Task requirements
Transcribe every line exactly and omit anything that is a picture.

Source material
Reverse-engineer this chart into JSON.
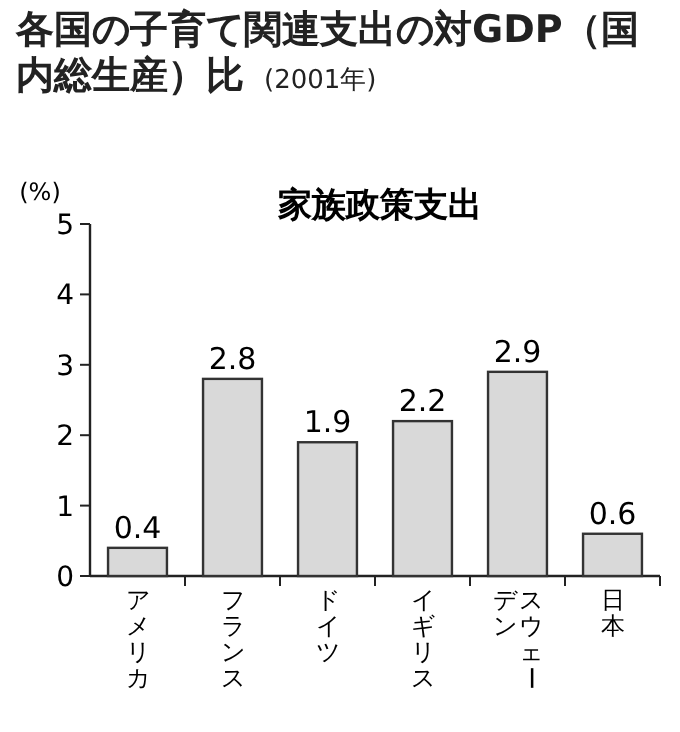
{
  "chart_data": {
    "type": "bar",
    "title": "各国の子育て関連支出の対GDP（国内総生産）比",
    "subtitle": "家族政策支出",
    "annotations": [
      "(2001年)"
    ],
    "ylabel": "(%)",
    "categories": [
      "アメリカ",
      "フランス",
      "ドイツ",
      "イギリス",
      "スウェーデン",
      "日本"
    ],
    "values": [
      0.4,
      2.8,
      1.9,
      2.2,
      2.9,
      0.6
    ],
    "color": "#d9d9d9",
    "ylim": [
      0,
      5
    ],
    "yticks": [
      0,
      1,
      2,
      3,
      4,
      5
    ],
    "data_labels": true,
    "grid": false
  }
}
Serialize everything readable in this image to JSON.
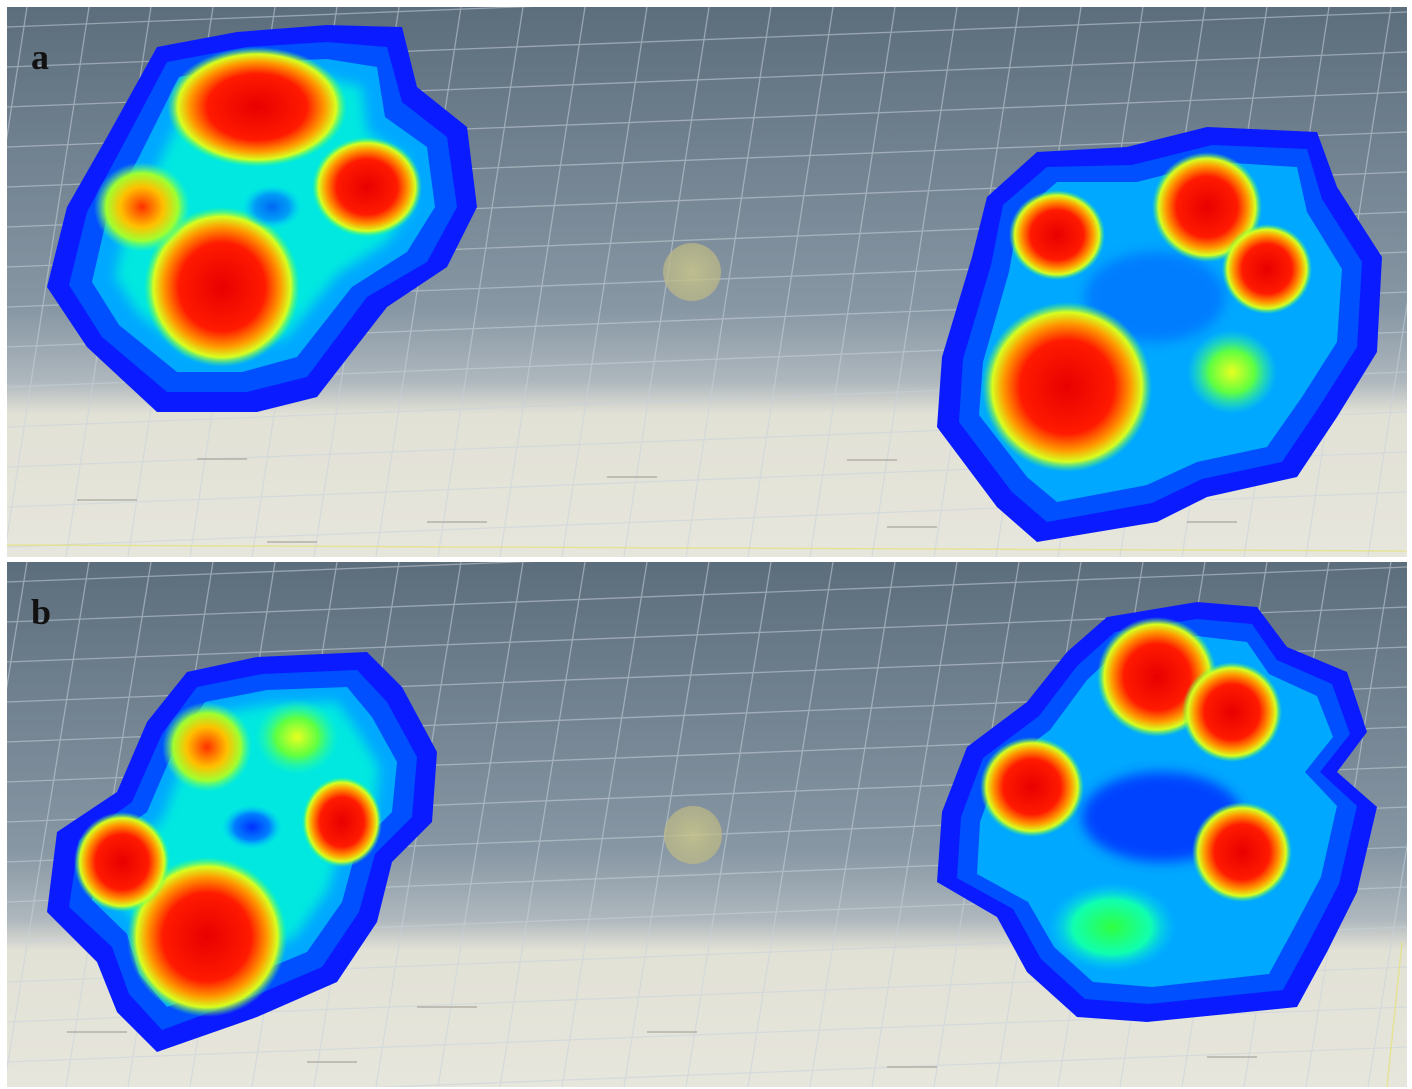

Finished task
Reverse-engineer this chart into JSON.
{
  "chart_data": {
    "type": "bar",
    "title": "各国の子育て関連支出の対GDP（国内総生産）比",
    "subtitle": "家族政策支出",
    "annotations": [
      "(2001年)"
    ],
    "ylabel": "(%)",
    "categories": [
      "アメリカ",
      "フランス",
      "ドイツ",
      "イギリス",
      "スウェーデン",
      "日本"
    ],
    "values": [
      0.4,
      2.8,
      1.9,
      2.2,
      2.9,
      0.6
    ],
    "color": "#d9d9d9",
    "ylim": [
      0,
      5
    ],
    "yticks": [
      0,
      1,
      2,
      3,
      4,
      5
    ],
    "data_labels": true,
    "grid": false
  }
}
Serialize everything readable in this image to JSON.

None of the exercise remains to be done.